(Region annotation records)
--

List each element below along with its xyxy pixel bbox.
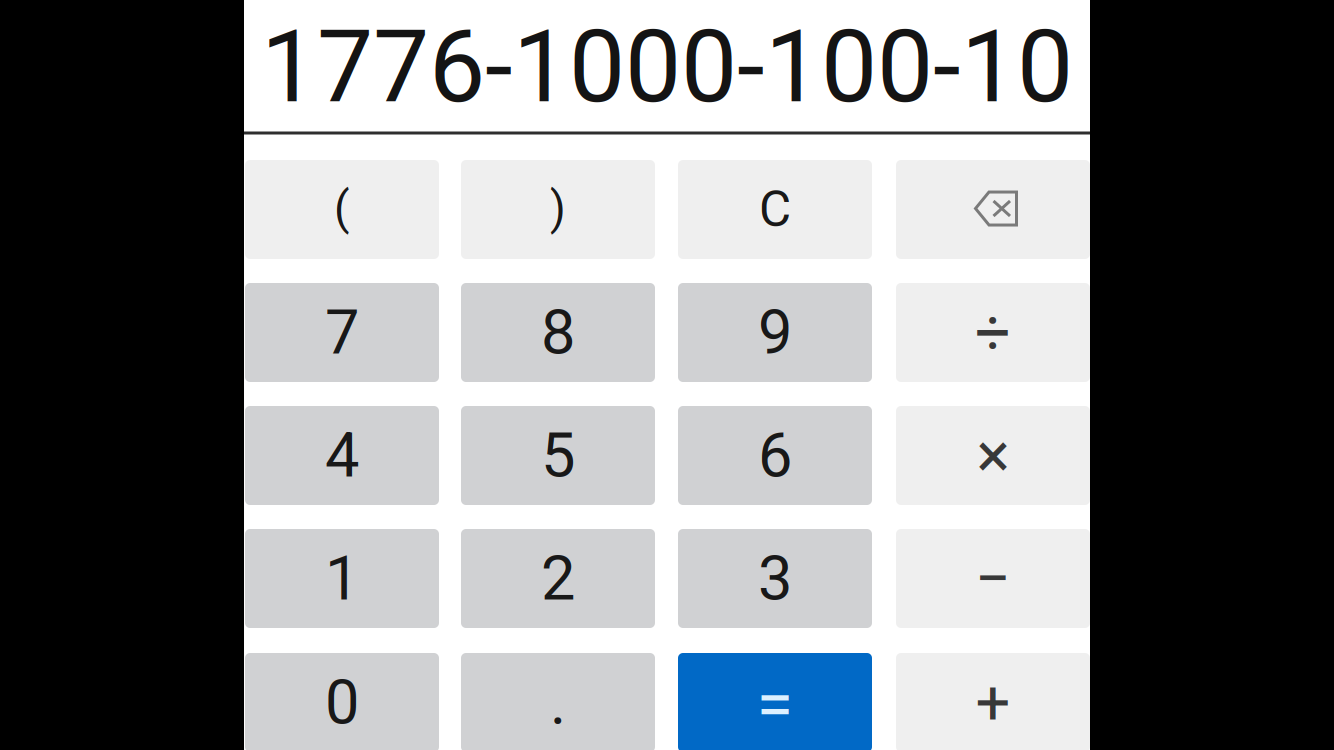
button[interactable]: C [678, 160, 872, 259]
button[interactable]: 4 [245, 406, 439, 505]
staticText: − [975, 542, 1011, 615]
staticText: C [759, 181, 791, 238]
button[interactable]: 8 [461, 283, 655, 382]
button[interactable]: 0 [245, 653, 439, 750]
staticText: ( [334, 182, 350, 235]
staticText: 1776-1000-100-10 [261, 8, 1073, 126]
staticText: × [976, 419, 1010, 492]
staticText: 7 [325, 297, 359, 368]
staticText: 9 [758, 297, 792, 368]
staticText: 8 [541, 297, 575, 368]
staticText: 6 [758, 420, 792, 492]
button[interactable]: − [896, 529, 1090, 628]
button[interactable]: × [896, 406, 1090, 505]
button[interactable]: ) [461, 160, 655, 259]
button[interactable]: 7 [245, 283, 439, 382]
staticText: + [976, 667, 1010, 738]
staticText: = [756, 665, 794, 744]
button[interactable]: ÷ [896, 283, 1090, 382]
button[interactable]: 1 [245, 529, 439, 628]
button[interactable]: = [678, 653, 872, 750]
button[interactable]: Backspace [896, 160, 1090, 259]
staticText: 3 [758, 543, 792, 614]
staticText: 2 [541, 543, 575, 614]
button[interactable]: + [896, 653, 1090, 750]
staticText: ÷ [975, 296, 1011, 369]
button[interactable]: 6 [678, 406, 872, 505]
button[interactable]: 2 [461, 529, 655, 628]
staticText: 5 [541, 420, 575, 492]
button[interactable]: . [461, 653, 655, 750]
button[interactable]: 3 [678, 529, 872, 628]
button[interactable]: 5 [461, 406, 655, 505]
staticText: 4 [325, 420, 359, 492]
staticText: 1 [325, 543, 359, 614]
button[interactable]: 9 [678, 283, 872, 382]
staticText: ) [550, 182, 566, 235]
button[interactable]: ( [245, 160, 439, 259]
staticText: . [550, 667, 566, 738]
staticText: 0 [325, 667, 359, 738]
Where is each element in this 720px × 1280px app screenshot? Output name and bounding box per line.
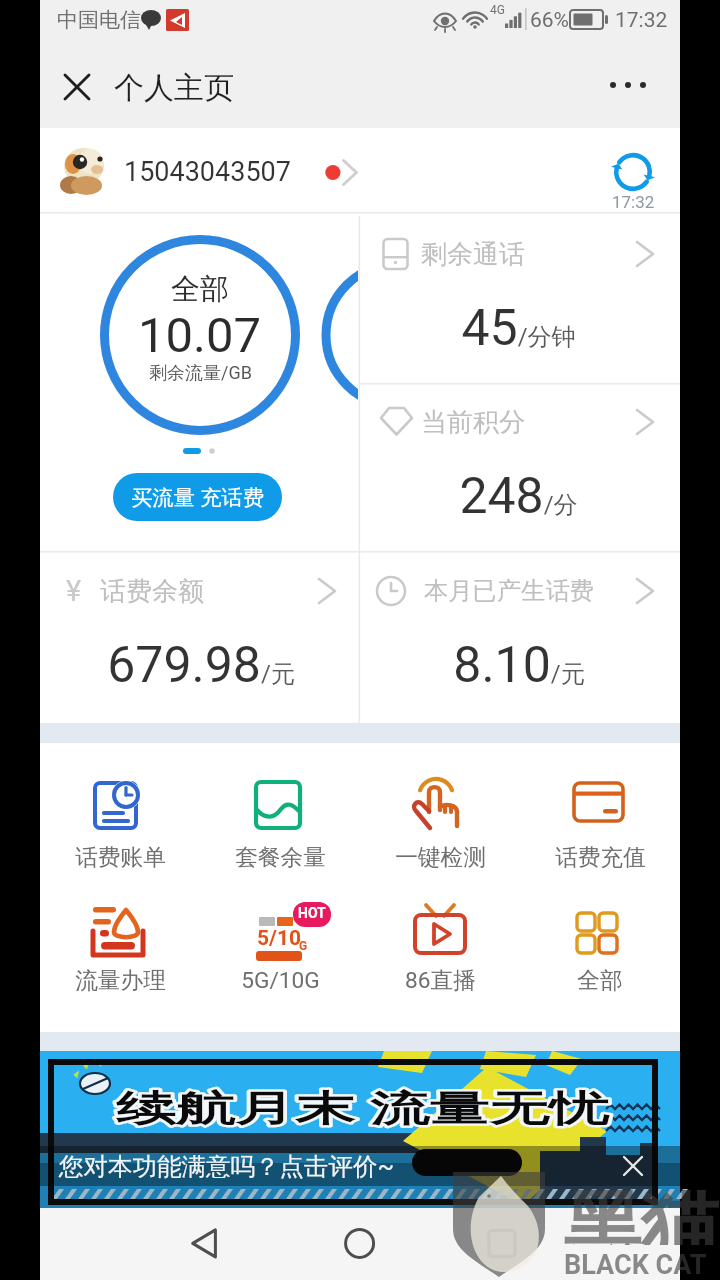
staticText: 一键检测: [395, 843, 486, 872]
staticText: 5G/10G: [241, 967, 320, 994]
staticText: 中国电信: [57, 7, 141, 33]
staticText: 话费账单: [75, 843, 166, 872]
staticText: 黑猫: [563, 1179, 719, 1245]
staticText: 全部: [577, 966, 623, 995]
button[interactable]: 主页: [332, 1215, 388, 1271]
staticText: 话费充值: [555, 843, 646, 872]
button[interactable]: [200, 750, 360, 868]
button[interactable]: [200, 877, 360, 995]
staticText: 5/10: [257, 926, 301, 951]
staticText: 剩余通话: [421, 238, 525, 270]
staticText: 流量办理: [75, 966, 166, 995]
button[interactable]: 刷新: [590, 138, 676, 214]
staticText: 剩余流量/GB: [149, 362, 252, 385]
button[interactable]: [40, 1146, 680, 1186]
staticText: 续航月末 流量无忧: [116, 1086, 609, 1131]
staticText: 套餐余量: [235, 843, 326, 872]
button[interactable]: [359, 216, 680, 384]
button[interactable]: [359, 384, 680, 552]
button[interactable]: [360, 750, 520, 868]
button[interactable]: 关闭: [58, 68, 96, 106]
staticText: 4G: [490, 3, 505, 17]
button[interactable]: 买流量 充话费: [113, 473, 282, 521]
staticText: 个人主页: [114, 69, 234, 105]
button[interactable]: 关闭提示: [612, 1146, 654, 1186]
staticText: HOT: [298, 905, 326, 921]
staticText: 86直播: [405, 966, 476, 995]
button[interactable]: 返回: [190, 1215, 246, 1271]
staticText: 17:32: [615, 8, 668, 33]
button[interactable]: [359, 552, 680, 722]
staticText: 15043043507: [124, 156, 291, 188]
staticText: G: [299, 939, 308, 953]
staticText: 您对本功能满意吗？点击评价~: [59, 1151, 395, 1182]
staticText: 10.07: [138, 307, 262, 363]
staticText: 全部: [171, 271, 229, 308]
button[interactable]: [520, 877, 680, 995]
button[interactable]: [520, 750, 680, 868]
staticText: 话费余额: [100, 575, 204, 607]
button[interactable]: [40, 877, 200, 995]
button[interactable]: [360, 877, 520, 995]
button[interactable]: [40, 128, 680, 212]
staticText: 8.10/元: [453, 636, 585, 695]
button[interactable]: [40, 750, 200, 868]
staticText: 679.98/元: [107, 636, 295, 695]
staticText: 45/分钟: [461, 299, 576, 358]
button[interactable]: [40, 552, 359, 722]
button[interactable]: [40, 1051, 680, 1208]
staticText: 248/分: [459, 467, 578, 526]
button[interactable]: [40, 215, 358, 465]
staticText: ¥: [66, 574, 82, 608]
staticText: 17:32: [612, 192, 655, 212]
staticText: 66%: [530, 8, 569, 33]
staticText: 当前积分: [421, 406, 525, 438]
button[interactable]: 最近任务: [474, 1215, 530, 1271]
staticText: 续航月末 流量无忧: [116, 1086, 609, 1131]
button[interactable]: 更多: [595, 66, 661, 106]
staticText: 本月已产生话费: [424, 576, 595, 607]
staticText: 买流量 充话费: [131, 484, 265, 511]
staticText: BLACK CAT: [564, 1249, 707, 1277]
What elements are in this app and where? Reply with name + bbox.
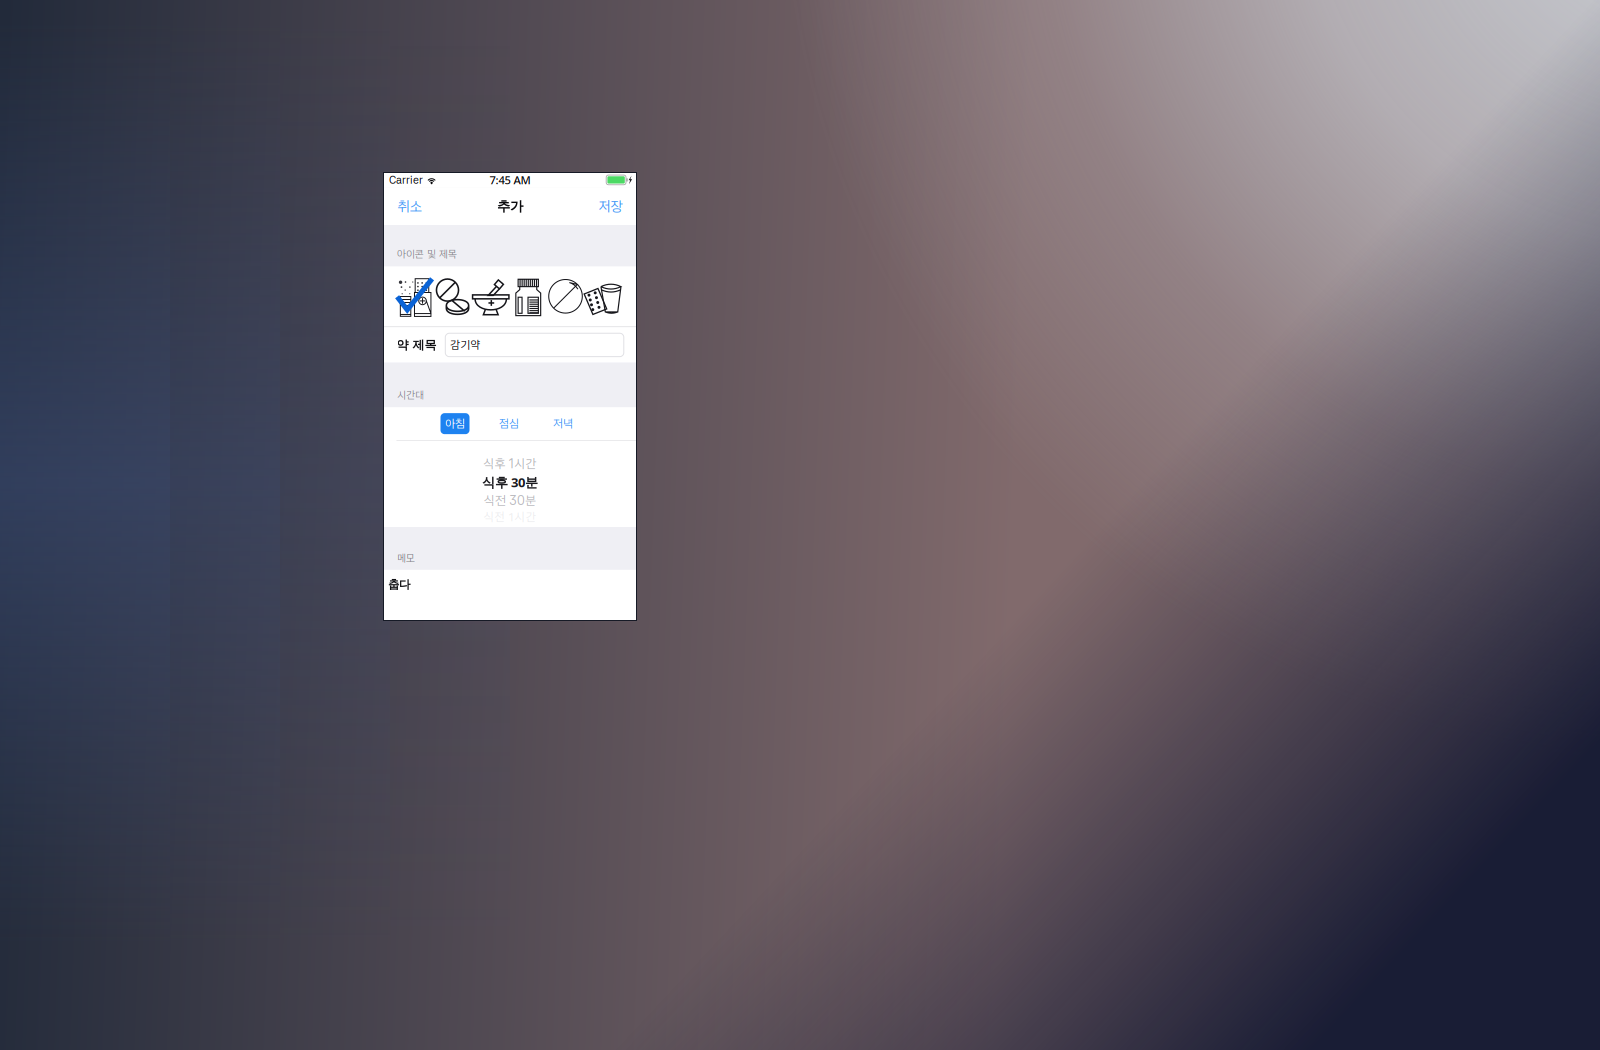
staticText: 저녁	[553, 417, 573, 431]
staticText: 아이콘 및 제목	[397, 248, 457, 260]
staticText: 메모	[397, 552, 415, 564]
staticText: 저장	[598, 198, 622, 215]
button[interactable]: 알약	[434, 276, 472, 316]
staticText: 식전 30분	[484, 493, 536, 508]
staticText: 식전 1시간	[484, 510, 536, 524]
button[interactable]: 물약	[584, 276, 622, 316]
button[interactable]: 저녁	[548, 413, 578, 434]
button[interactable]: 정제	[547, 276, 584, 316]
staticText: 식후 1시간	[484, 456, 536, 471]
staticText: 아침	[445, 417, 465, 431]
button[interactable]: 아침	[440, 413, 470, 434]
staticText: 7:45 AM	[490, 172, 530, 188]
button[interactable]: 취소	[392, 188, 428, 225]
button[interactable]: 조제약	[472, 276, 510, 316]
staticText: 춥다	[388, 577, 410, 592]
button[interactable]: 가루약	[397, 276, 434, 316]
staticText: 시간대	[397, 389, 424, 401]
button[interactable]: 저장	[592, 188, 628, 225]
staticText: 식후 30분	[482, 473, 538, 491]
staticText: 약 제목	[396, 337, 436, 352]
staticText: 점심	[499, 417, 519, 431]
staticText: 감기약	[450, 338, 480, 352]
staticText: Carrier	[389, 174, 423, 186]
staticText: 추가	[497, 198, 523, 215]
button[interactable]: 점심	[494, 413, 524, 434]
button[interactable]: 약병	[510, 276, 547, 316]
staticText: 취소	[398, 198, 422, 215]
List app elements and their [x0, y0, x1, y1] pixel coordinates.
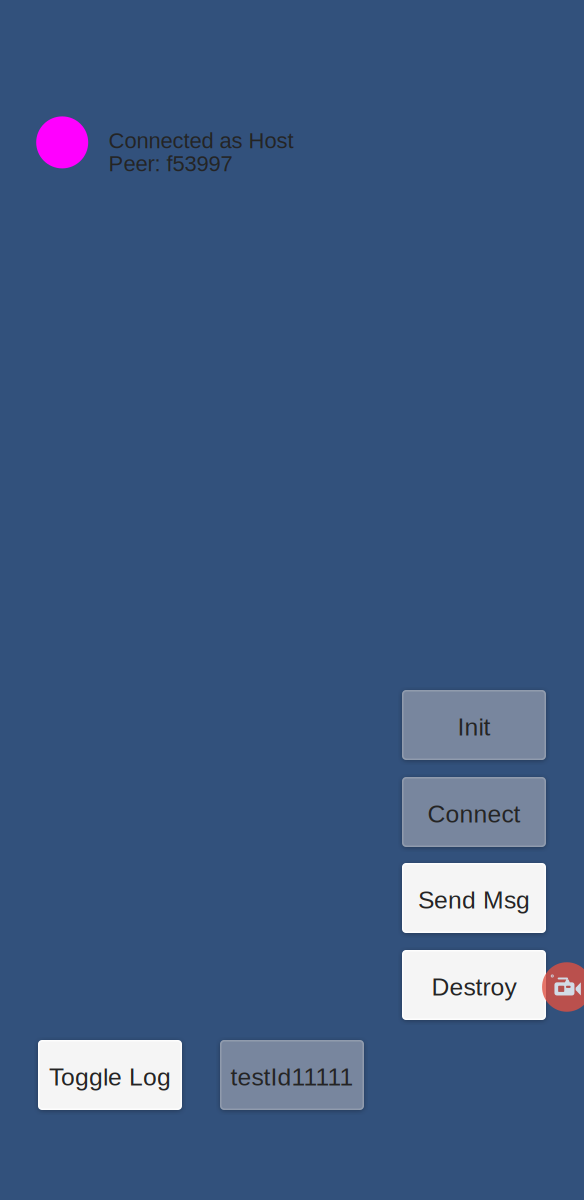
staticText: Send Msg [418, 886, 530, 914]
button[interactable]: Toggle Log [38, 1040, 182, 1110]
staticText: Init [458, 713, 490, 741]
button[interactable]: Destroy [402, 950, 546, 1020]
button[interactable]: Init [402, 690, 546, 760]
staticText: testId11111 [230, 1063, 354, 1091]
staticText: Connected as Host [109, 128, 294, 153]
button[interactable]: Start video call [542, 962, 584, 1012]
staticText: Toggle Log [49, 1063, 171, 1091]
button[interactable]: Connect [402, 777, 546, 847]
staticText: Destroy [432, 973, 516, 1001]
button[interactable]: testId11111 [220, 1040, 364, 1110]
staticText: Connect [428, 800, 520, 828]
staticText: Peer: f53997 [109, 151, 233, 176]
button[interactable]: Send Msg [402, 863, 546, 933]
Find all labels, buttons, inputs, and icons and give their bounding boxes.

--

Arrange everything in the listing from the line containing "staticText: Send Msg [418, 886, 530, 914]" down to the line containing "staticText: Connected as", both included, as a numbered list with blank lines omitted.

# REPLY TO THE TASK
1. staticText: Send Msg [418, 886, 530, 914]
2. button[interactable]: Toggle Log [38, 1040, 182, 1110]
3. staticText: Init [458, 713, 490, 741]
4. button[interactable]: Destroy [402, 950, 546, 1020]
5. button[interactable]: Init [402, 690, 546, 760]
6. staticText: testId11111 [230, 1063, 354, 1091]
7. staticText: Connected as Host [109, 128, 294, 153]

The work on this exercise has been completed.